→ **Exercise**:
Identify the lines that include the word "icon", then copy all of them.

→ **Supplied records**:
** BEGIN **
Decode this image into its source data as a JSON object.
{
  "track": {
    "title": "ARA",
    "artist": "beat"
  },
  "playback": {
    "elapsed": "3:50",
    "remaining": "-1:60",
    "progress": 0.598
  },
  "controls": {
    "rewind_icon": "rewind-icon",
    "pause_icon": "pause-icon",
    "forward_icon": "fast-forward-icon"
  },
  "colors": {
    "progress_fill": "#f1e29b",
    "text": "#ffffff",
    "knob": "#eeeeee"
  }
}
** END **
→ **Answer to the problem**:
    "rewind_icon": "rewind-icon",
    "pause_icon": "pause-icon",
    "forward_icon": "fast-forward-icon"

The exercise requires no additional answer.